» Exercise goal
From the line with "Read this page and output its text content." through the final line, please write out the listing exactly, including both of those lines.

[Start Available data]

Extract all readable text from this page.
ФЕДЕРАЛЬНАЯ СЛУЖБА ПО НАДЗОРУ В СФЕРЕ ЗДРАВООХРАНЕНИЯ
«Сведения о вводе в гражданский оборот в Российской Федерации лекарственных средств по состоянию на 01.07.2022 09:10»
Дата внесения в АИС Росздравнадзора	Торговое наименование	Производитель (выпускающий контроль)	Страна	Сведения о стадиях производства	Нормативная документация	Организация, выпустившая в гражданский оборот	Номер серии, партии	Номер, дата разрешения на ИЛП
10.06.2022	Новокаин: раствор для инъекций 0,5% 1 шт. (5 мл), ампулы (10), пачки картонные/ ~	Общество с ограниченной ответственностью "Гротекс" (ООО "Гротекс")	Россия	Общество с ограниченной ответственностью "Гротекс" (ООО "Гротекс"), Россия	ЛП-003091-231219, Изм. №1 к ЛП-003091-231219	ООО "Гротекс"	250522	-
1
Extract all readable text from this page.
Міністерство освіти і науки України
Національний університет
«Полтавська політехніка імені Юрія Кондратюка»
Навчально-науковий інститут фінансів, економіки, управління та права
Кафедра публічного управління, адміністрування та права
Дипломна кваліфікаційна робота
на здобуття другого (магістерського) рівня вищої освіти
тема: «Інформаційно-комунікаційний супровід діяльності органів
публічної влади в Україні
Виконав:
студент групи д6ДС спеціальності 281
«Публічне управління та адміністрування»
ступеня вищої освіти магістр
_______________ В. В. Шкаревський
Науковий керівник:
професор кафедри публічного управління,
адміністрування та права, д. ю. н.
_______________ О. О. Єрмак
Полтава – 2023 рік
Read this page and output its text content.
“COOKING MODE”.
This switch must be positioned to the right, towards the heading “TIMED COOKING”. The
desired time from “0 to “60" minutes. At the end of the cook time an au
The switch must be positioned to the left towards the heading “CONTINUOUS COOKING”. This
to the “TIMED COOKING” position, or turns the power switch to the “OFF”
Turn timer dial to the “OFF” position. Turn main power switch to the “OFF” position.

[End Available data]

» The output
Read this page and output its text content.
“COOKING MODE”.
This switch must be positioned to the right, towards the heading “TIMED COOKING”. The
desired time from “0 to “60" minutes. At the end of the cook time an au
The switch must be positioned to the left towards the heading “CONTINUOUS COOKING”. This
to the “TIMED COOKING” position, or turns the power switch to the “OFF”
Turn timer dial to the “OFF” position. Turn main power switch to the “OFF” position.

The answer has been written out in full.